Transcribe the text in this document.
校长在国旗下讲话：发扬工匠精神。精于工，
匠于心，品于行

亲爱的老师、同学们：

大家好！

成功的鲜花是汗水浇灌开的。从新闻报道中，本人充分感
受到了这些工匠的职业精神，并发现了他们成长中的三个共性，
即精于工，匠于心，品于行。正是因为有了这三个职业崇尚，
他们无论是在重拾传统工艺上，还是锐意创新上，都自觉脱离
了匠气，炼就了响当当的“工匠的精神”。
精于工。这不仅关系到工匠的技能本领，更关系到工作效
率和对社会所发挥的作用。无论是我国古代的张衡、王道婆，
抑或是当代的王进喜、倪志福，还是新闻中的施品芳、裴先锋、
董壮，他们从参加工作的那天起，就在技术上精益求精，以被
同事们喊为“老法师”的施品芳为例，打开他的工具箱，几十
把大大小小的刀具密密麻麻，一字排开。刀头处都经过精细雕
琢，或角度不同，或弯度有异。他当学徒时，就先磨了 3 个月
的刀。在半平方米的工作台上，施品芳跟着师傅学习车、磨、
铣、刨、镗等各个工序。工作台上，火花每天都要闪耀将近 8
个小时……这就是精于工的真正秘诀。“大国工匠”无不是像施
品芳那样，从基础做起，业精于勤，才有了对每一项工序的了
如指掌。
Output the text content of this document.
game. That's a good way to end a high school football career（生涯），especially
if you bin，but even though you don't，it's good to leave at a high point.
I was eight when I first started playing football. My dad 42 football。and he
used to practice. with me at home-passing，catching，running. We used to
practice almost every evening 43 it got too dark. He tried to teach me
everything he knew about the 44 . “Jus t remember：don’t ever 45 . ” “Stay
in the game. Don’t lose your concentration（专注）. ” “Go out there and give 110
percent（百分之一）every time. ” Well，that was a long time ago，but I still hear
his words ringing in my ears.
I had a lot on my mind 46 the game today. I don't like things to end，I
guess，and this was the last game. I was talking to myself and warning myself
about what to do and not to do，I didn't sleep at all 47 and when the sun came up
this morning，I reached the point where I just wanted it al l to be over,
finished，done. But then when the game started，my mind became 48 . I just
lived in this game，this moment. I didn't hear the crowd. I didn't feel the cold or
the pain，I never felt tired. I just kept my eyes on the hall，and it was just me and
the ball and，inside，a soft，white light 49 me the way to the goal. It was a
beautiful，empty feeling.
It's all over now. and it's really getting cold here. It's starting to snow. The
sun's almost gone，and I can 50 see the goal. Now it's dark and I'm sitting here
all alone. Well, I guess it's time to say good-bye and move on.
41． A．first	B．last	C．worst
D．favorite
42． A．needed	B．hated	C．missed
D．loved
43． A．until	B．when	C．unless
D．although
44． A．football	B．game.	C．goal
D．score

Written problem — Read through the lines above and collect those that contain the string "started".

Exercise response —
I was eight when I first started playing football. My dad 42 football。and he
finished，done. But then when the game started，my mind became 48 . I just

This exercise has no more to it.